* REQUIREMENT *
Seek out every line containing the word "育成医療", and copy each.

(Data items)
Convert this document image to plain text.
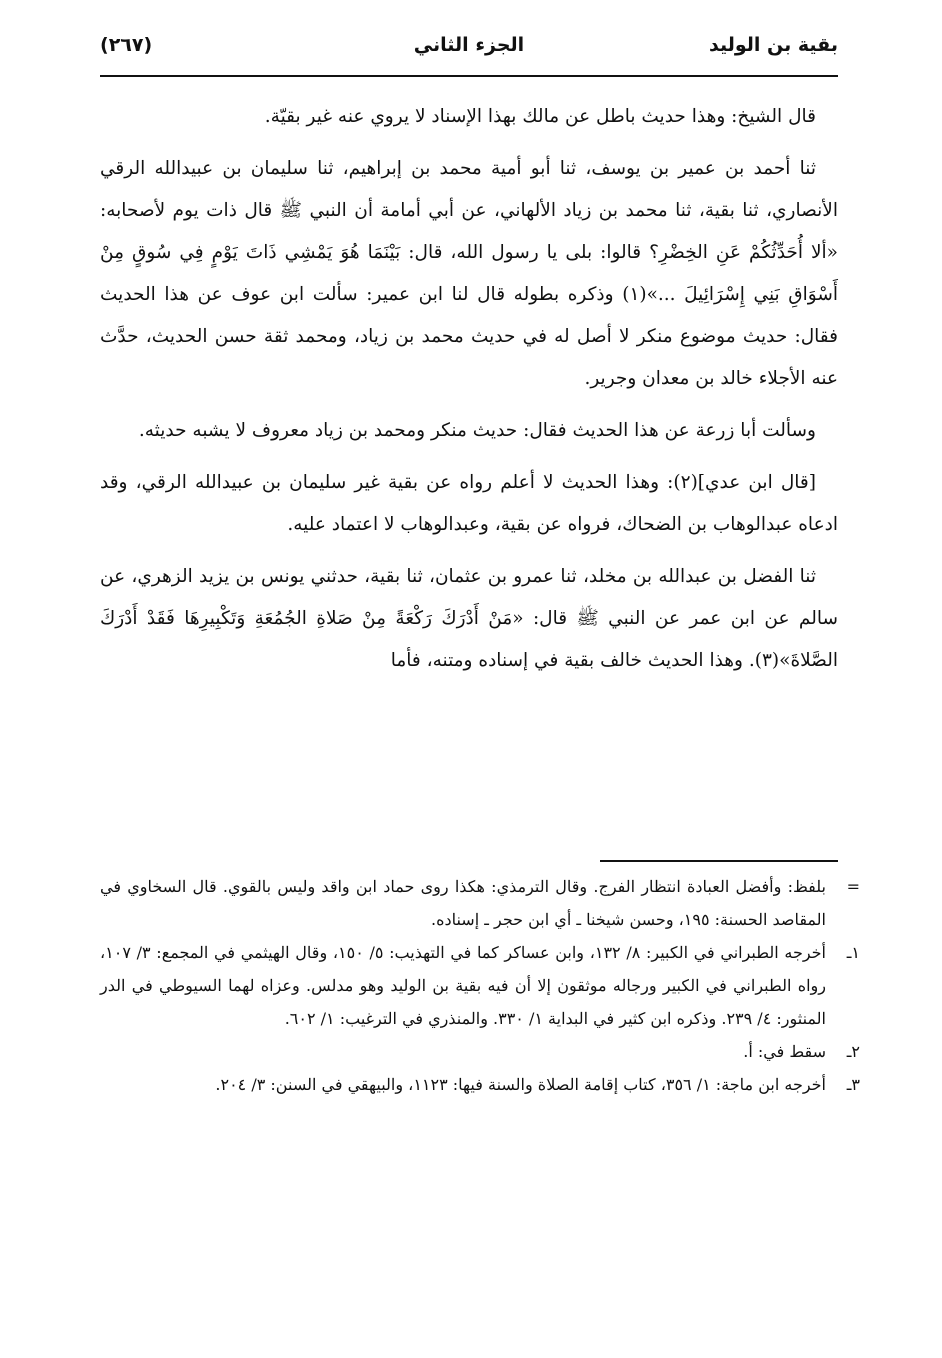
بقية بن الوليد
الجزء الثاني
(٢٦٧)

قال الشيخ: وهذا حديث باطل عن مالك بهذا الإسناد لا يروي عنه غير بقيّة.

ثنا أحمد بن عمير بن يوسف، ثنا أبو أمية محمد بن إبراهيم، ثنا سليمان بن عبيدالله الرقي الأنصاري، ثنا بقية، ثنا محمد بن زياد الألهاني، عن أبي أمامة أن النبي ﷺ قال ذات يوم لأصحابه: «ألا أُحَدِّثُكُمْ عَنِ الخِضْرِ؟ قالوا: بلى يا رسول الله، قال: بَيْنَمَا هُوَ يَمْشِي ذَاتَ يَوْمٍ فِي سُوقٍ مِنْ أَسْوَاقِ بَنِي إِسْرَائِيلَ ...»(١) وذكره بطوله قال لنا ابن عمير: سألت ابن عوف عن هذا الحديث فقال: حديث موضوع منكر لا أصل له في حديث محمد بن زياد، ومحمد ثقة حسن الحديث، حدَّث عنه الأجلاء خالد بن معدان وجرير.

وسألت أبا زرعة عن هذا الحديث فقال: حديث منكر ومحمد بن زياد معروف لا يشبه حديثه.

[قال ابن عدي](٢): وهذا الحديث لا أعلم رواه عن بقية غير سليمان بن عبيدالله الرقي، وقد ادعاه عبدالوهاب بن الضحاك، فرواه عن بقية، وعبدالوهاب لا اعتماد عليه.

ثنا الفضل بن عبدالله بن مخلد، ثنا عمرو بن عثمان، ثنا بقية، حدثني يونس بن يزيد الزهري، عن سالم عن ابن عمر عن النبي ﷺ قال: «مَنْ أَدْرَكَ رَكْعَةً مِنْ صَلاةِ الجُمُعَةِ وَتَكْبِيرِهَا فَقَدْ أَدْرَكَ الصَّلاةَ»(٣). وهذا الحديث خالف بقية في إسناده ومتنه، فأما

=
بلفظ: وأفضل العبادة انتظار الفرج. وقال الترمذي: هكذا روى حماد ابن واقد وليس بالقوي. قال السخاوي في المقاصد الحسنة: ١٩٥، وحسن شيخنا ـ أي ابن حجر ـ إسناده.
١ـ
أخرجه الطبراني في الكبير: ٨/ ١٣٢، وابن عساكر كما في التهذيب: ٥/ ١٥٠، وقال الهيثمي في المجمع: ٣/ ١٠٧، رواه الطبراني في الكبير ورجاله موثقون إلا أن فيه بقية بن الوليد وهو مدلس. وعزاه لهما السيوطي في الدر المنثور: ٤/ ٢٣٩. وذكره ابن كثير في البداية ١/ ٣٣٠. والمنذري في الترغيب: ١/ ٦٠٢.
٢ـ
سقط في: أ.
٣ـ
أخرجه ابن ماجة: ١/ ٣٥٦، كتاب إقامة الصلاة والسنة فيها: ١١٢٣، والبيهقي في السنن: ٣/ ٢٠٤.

...

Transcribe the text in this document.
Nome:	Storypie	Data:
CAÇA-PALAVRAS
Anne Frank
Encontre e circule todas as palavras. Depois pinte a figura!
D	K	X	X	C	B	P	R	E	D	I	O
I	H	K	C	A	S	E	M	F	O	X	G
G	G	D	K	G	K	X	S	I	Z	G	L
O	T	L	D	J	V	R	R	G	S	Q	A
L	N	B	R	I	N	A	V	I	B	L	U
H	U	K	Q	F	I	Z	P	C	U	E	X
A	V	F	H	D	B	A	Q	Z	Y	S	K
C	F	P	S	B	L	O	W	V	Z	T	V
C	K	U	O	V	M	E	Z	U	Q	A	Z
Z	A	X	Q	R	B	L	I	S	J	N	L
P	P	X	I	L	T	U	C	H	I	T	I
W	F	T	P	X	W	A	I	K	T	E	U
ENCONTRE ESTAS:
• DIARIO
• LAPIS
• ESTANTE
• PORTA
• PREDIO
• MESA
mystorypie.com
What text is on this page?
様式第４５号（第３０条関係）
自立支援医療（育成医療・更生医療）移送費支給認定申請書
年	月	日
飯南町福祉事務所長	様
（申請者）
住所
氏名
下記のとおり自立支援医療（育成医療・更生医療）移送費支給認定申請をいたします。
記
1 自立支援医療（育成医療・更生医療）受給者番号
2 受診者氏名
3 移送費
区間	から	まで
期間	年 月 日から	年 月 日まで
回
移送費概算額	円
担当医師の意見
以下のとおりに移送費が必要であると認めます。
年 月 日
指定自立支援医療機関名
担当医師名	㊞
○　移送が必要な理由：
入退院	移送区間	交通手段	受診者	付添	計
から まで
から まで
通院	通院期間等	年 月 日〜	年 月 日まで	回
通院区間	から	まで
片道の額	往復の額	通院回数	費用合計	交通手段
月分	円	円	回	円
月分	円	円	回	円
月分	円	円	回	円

---

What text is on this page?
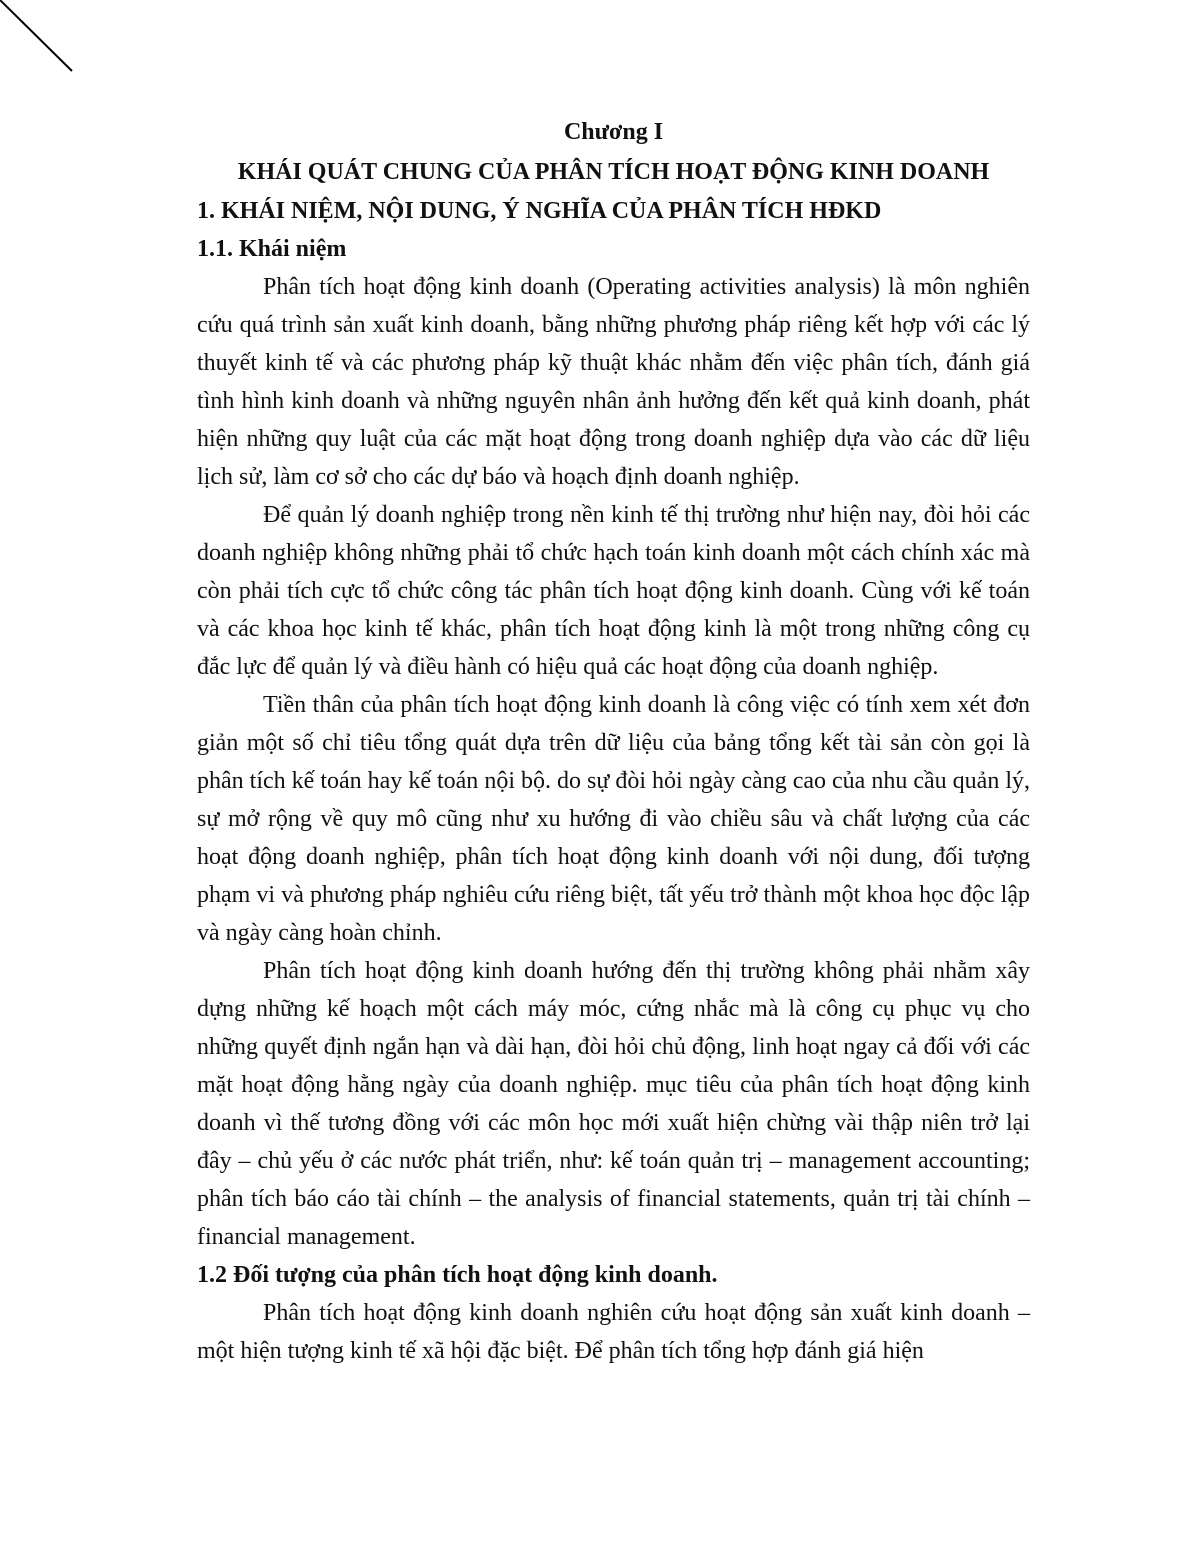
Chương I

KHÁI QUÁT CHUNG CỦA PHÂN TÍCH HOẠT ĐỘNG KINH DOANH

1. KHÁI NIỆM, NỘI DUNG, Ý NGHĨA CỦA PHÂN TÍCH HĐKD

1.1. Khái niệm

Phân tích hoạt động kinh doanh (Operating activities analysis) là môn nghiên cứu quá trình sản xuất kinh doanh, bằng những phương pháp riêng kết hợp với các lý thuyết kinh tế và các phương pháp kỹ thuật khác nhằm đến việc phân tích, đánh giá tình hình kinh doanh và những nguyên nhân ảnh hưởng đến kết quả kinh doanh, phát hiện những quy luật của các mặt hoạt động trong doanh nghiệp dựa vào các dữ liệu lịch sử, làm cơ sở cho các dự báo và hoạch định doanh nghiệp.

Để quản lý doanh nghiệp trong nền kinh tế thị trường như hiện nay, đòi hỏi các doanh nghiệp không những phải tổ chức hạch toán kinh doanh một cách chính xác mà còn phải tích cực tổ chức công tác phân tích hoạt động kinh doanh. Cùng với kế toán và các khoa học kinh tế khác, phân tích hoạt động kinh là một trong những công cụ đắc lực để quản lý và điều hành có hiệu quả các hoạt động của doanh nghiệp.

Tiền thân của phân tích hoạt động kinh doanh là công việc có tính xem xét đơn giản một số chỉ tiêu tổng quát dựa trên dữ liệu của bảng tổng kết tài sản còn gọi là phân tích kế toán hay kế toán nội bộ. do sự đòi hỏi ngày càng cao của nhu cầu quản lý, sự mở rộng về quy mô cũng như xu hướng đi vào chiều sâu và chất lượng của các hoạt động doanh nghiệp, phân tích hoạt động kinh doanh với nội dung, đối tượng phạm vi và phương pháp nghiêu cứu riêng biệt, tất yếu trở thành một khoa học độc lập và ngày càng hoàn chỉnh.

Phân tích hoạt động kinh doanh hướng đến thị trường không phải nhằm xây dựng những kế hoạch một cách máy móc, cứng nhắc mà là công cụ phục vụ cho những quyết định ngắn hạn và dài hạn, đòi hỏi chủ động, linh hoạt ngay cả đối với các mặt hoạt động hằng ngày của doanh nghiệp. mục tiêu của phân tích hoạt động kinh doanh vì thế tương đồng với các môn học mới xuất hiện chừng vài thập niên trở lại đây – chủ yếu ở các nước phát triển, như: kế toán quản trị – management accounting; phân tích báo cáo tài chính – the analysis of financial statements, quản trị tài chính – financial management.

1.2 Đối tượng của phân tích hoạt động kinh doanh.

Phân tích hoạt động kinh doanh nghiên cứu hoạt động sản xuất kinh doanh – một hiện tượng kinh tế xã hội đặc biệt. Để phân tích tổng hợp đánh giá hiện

* FINISHED TASK *
自立支援医療（育成医療・更生医療）移送費支給認定申請書
下記のとおり自立支援医療（育成医療・更生医療）移送費支給認定申請をいたします。
1 自立支援医療（育成医療・更生医療）受給者番号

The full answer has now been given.